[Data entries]
▬▬▬

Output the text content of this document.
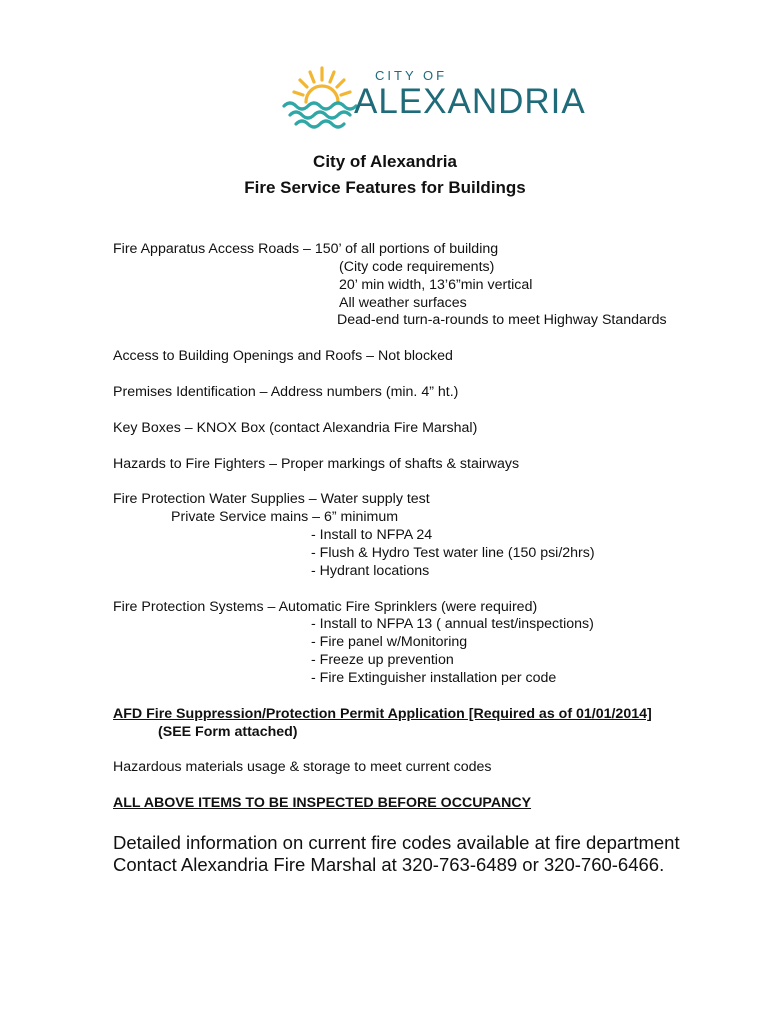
CITY OF
ALEXANDRIA
City of Alexandria
Fire Service Features for Buildings
Fire Apparatus Access Roads – 150’ of all portions of building
(City code requirements)
20’ min width, 13’6”min vertical
All weather surfaces
Dead-end turn-a-rounds to meet Highway Standards
Access to Building Openings and Roofs – Not blocked
Premises Identification – Address numbers (min. 4” ht.)
Key Boxes – KNOX Box (contact Alexandria Fire Marshal)
Hazards to Fire Fighters – Proper markings of shafts & stairways
Fire Protection Water Supplies – Water supply test
Private Service mains – 6” minimum
- Install to NFPA 24
- Flush & Hydro Test water line (150 psi/2hrs)
- Hydrant locations
Fire Protection Systems – Automatic Fire Sprinklers (were required)
- Install to NFPA 13 ( annual test/inspections)
- Fire panel w/Monitoring
- Freeze up prevention
- Fire Extinguisher installation per code
AFD Fire Suppression/Protection Permit Application [Required as of 01/01/2014]
(SEE Form attached)
Hazardous materials usage & storage to meet current codes
ALL ABOVE ITEMS TO BE INSPECTED BEFORE OCCUPANCY
Detailed information on current fire codes available at fire department
Contact Alexandria Fire Marshal at 320-763-6489 or 320-760-6466.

▬▬▬

Without the pictures, write out all of the material exactly.

Output the text content of this document.
CITY OF
ALEXANDRIA
City of Alexandria
Fire Service Features for Buildings
Fire Apparatus Access Roads – 150’ of all portions of building
(City code requirements)
20’ min width, 13’6”min vertical
All weather surfaces
Dead-end turn-a-rounds to meet Highway Standards
Access to Building Openings and Roofs – Not blocked
Premises Identification – Address numbers (min. 4” ht.)
Key Boxes – KNOX Box (contact Alexandria Fire Marshal)
Hazards to Fire Fighters – Proper markings of shafts & stairways
Fire Protection Water Supplies – Water supply test
Private Service mains – 6” minimum
- Install to NFPA 24
- Flush & Hydro Test water line (150 psi/2hrs)
- Hydrant locations
Fire Protection Systems – Automatic Fire Sprinklers (were required)
- Install to NFPA 13 ( annual test/inspections)
- Fire panel w/Monitoring
- Freeze up prevention
- Fire Extinguisher installation per code
AFD Fire Suppression/Protection Permit Application [Required as of 01/01/2014]
(SEE Form attached)
Hazardous materials usage & storage to meet current codes
ALL ABOVE ITEMS TO BE INSPECTED BEFORE OCCUPANCY
Detailed information on current fire codes available at fire department
Contact Alexandria Fire Marshal at 320-763-6489 or 320-760-6466.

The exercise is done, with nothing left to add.